--- INPUT MATERIAL ---

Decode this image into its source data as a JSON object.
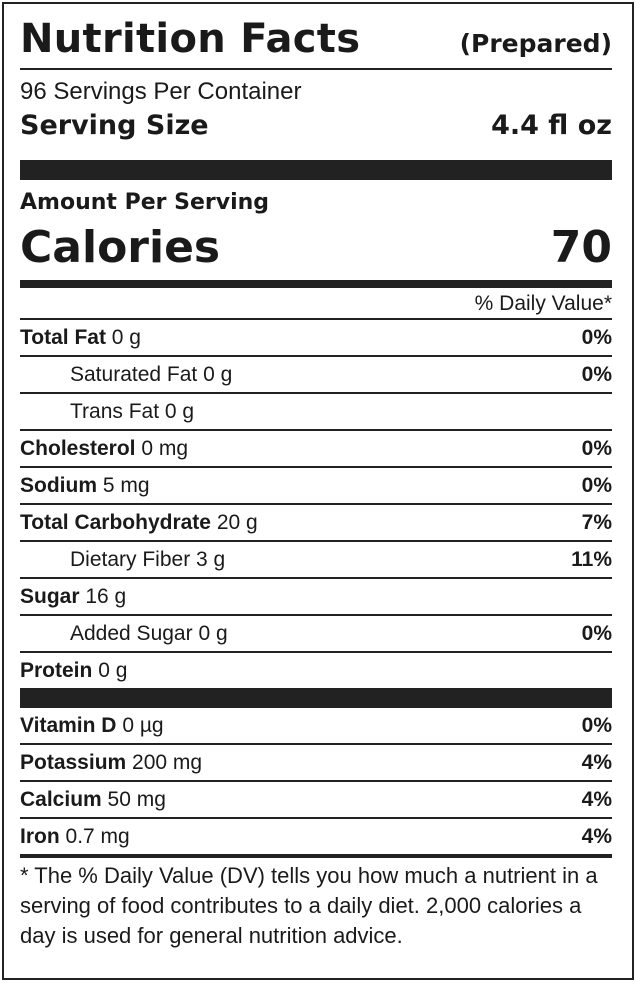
{
  "header": {
    "title": "Nutrition Facts",
    "subtitle": "(Prepared)",
    "servings_per_container": "96 Servings Per Container",
    "serving_size_label": "Serving Size",
    "serving_size_value": "4.4 fl oz"
  },
  "calories": {
    "amount_label": "Amount Per Serving",
    "label": "Calories",
    "value": "70"
  },
  "daily_value_header": "% Daily Value*",
  "nutrients": [
    {
      "name": "Total Fat",
      "amount": "0 g",
      "dv": "0%"
    },
    {
      "name": "Saturated Fat",
      "amount": "0 g",
      "dv": "0%"
    },
    {
      "name": "Trans Fat",
      "amount": "0 g",
      "dv": ""
    },
    {
      "name": "Cholesterol",
      "amount": "0 mg",
      "dv": "0%"
    },
    {
      "name": "Sodium",
      "amount": "5 mg",
      "dv": "0%"
    },
    {
      "name": "Total Carbohydrate",
      "amount": "20 g",
      "dv": "7%"
    },
    {
      "name": "Dietary Fiber",
      "amount": "3 g",
      "dv": "11%"
    },
    {
      "name": "Sugar",
      "amount": "16 g",
      "dv": ""
    },
    {
      "name": "Added Sugar",
      "amount": "0 g",
      "dv": "0%"
    },
    {
      "name": "Protein",
      "amount": "0 g",
      "dv": ""
    }
  ],
  "vitamins": [
    {
      "name": "Vitamin D",
      "amount": "0 µg",
      "dv": "0%"
    },
    {
      "name": "Potassium",
      "amount": "200 mg",
      "dv": "4%"
    },
    {
      "name": "Calcium",
      "amount": "50 mg",
      "dv": "4%"
    },
    {
      "name": "Iron",
      "amount": "0.7 mg",
      "dv": "4%"
    }
  ],
  "footnote": "* The % Daily Value (DV) tells you how much a nutrient in a serving of food contributes to a daily diet. 2,000 calories a day is used for general nutrition advice."
}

---

• [WHAT TO PRODUCE]:
Would you please repeat the entries above verbatim, excluding each picture?

• [TASK SOLUTION]:
Decode this image into its source data as a JSON object.
{
  "header": {
    "title": "Nutrition Facts",
    "subtitle": "(Prepared)",
    "servings_per_container": "96 Servings Per Container",
    "serving_size_label": "Serving Size",
    "serving_size_value": "4.4 fl oz"
  },
  "calories": {
    "amount_label": "Amount Per Serving",
    "label": "Calories",
    "value": "70"
  },
  "daily_value_header": "% Daily Value*",
  "nutrients": [
    {
      "name": "Total Fat",
      "amount": "0 g",
      "dv": "0%"
    },
    {
      "name": "Saturated Fat",
      "amount": "0 g",
      "dv": "0%"
    },
    {
      "name": "Trans Fat",
      "amount": "0 g",
      "dv": ""
    },
    {
      "name": "Cholesterol",
      "amount": "0 mg",
      "dv": "0%"
    },
    {
      "name": "Sodium",
      "amount": "5 mg",
      "dv": "0%"
    },
    {
      "name": "Total Carbohydrate",
      "amount": "20 g",
      "dv": "7%"
    },
    {
      "name": "Dietary Fiber",
      "amount": "3 g",
      "dv": "11%"
    },
    {
      "name": "Sugar",
      "amount": "16 g",
      "dv": ""
    },
    {
      "name": "Added Sugar",
      "amount": "0 g",
      "dv": "0%"
    },
    {
      "name": "Protein",
      "amount": "0 g",
      "dv": ""
    }
  ],
  "vitamins": [
    {
      "name": "Vitamin D",
      "amount": "0 µg",
      "dv": "0%"
    },
    {
      "name": "Potassium",
      "amount": "200 mg",
      "dv": "4%"
    },
    {
      "name": "Calcium",
      "amount": "50 mg",
      "dv": "4%"
    },
    {
      "name": "Iron",
      "amount": "0.7 mg",
      "dv": "4%"
    }
  ],
  "footnote": "* The % Daily Value (DV) tells you how much a nutrient in a serving of food contributes to a daily diet. 2,000 calories a day is used for general nutrition advice."
}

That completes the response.